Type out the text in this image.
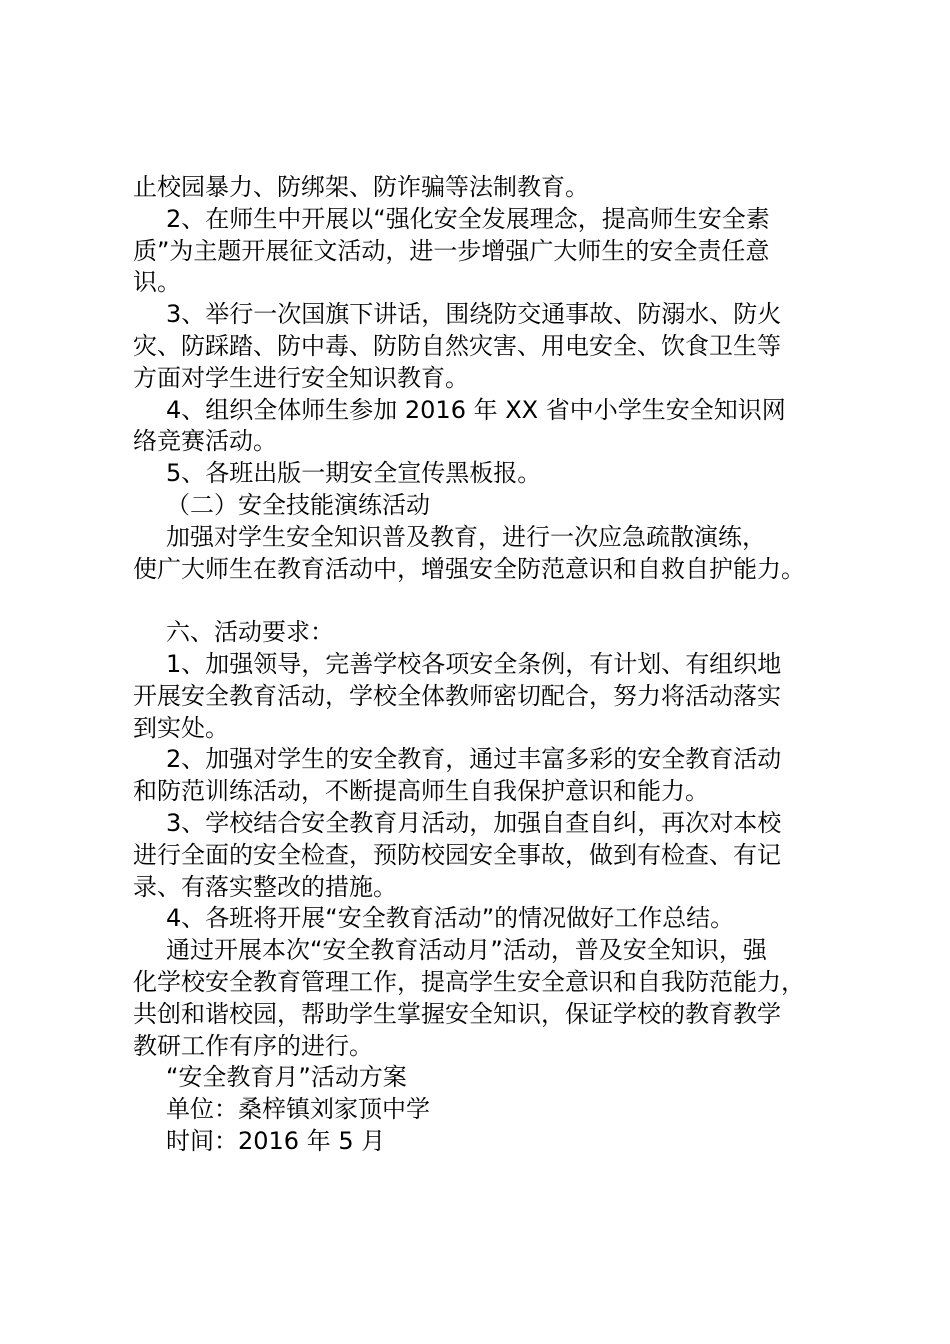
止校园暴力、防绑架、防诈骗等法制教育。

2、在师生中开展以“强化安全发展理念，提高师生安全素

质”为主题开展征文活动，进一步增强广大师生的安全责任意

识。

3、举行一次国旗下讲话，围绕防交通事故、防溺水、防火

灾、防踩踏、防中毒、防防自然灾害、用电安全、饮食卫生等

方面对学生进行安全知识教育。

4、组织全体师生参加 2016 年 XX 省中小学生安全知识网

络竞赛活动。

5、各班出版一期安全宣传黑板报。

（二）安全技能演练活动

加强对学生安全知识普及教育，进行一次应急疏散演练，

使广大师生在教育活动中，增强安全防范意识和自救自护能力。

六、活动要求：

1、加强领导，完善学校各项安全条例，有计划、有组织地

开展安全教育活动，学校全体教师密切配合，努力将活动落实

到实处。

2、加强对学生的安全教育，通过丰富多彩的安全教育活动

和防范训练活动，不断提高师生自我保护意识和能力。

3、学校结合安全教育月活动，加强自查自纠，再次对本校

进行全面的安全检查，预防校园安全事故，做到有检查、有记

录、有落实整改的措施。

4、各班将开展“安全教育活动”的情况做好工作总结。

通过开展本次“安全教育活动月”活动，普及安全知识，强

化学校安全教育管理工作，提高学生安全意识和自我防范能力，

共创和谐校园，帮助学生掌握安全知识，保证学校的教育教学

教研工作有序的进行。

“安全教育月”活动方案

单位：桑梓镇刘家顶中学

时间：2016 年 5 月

# # #

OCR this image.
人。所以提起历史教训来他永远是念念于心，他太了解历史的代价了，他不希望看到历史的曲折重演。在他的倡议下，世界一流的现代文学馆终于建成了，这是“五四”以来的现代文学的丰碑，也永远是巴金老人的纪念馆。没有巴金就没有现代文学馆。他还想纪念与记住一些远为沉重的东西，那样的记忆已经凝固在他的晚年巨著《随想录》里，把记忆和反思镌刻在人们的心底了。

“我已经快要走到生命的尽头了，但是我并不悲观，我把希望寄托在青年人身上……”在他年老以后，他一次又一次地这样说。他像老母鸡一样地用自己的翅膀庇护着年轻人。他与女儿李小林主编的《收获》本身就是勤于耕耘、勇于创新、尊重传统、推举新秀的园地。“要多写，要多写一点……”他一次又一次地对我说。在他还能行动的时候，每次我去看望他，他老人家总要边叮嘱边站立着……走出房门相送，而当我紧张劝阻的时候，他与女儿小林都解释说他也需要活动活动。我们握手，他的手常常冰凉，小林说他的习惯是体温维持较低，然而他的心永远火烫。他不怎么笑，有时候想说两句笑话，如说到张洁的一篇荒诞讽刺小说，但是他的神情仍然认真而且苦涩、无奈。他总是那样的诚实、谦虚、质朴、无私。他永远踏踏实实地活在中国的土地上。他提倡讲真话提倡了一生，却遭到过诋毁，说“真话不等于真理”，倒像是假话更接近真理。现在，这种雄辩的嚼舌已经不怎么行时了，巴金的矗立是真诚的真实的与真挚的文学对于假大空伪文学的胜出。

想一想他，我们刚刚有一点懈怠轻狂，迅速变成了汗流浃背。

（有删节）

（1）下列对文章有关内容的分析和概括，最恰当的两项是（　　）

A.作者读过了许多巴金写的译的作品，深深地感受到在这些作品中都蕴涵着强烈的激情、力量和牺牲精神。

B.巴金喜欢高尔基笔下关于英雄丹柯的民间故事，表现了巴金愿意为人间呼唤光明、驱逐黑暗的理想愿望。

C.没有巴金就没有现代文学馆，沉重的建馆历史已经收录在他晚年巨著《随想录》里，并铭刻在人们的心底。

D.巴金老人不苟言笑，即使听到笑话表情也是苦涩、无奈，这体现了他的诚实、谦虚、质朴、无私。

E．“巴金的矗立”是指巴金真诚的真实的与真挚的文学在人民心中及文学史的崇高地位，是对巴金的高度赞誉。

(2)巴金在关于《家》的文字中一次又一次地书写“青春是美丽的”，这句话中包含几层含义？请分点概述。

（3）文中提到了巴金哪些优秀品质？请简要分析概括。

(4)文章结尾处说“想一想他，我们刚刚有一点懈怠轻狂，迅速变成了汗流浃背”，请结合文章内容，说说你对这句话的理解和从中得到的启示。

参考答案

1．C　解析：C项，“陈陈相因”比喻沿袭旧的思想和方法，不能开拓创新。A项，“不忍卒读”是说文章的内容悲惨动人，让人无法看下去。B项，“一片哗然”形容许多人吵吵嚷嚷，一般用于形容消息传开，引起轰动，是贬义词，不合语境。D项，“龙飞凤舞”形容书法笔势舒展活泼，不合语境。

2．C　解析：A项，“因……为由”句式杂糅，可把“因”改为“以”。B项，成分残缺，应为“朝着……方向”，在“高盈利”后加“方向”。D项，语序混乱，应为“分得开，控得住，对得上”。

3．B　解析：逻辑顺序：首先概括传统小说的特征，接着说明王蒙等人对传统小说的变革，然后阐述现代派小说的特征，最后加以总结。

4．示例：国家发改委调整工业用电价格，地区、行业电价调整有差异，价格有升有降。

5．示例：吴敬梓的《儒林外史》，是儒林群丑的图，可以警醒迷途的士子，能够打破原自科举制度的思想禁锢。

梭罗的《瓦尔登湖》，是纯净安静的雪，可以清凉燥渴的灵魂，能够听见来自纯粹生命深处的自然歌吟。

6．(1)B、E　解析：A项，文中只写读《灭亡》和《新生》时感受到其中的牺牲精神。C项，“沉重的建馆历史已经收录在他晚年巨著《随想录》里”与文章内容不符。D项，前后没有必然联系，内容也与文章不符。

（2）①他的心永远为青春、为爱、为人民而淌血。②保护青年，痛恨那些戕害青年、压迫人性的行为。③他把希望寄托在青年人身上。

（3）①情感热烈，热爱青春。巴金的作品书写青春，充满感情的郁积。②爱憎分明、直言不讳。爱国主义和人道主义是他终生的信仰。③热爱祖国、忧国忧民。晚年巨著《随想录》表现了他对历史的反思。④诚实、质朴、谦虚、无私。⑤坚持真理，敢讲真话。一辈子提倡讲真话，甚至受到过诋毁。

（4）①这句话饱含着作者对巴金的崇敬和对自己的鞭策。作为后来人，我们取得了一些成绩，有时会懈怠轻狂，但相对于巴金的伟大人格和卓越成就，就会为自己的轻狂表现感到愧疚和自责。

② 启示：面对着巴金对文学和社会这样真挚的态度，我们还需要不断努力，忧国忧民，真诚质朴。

# # #

■ Required task:
Filter the data, keeping only the lines that contain "我们刚刚有一点懈怠轻狂".

■ In response:
想一想他，我们刚刚有一点懈怠轻狂，迅速变成了汗流浃背。
(4)文章结尾处说“想一想他，我们刚刚有一点懈怠轻狂，迅速变成了汗流浃背”，请结合文章内容，说说你对这句话的理解和从中得到的启示。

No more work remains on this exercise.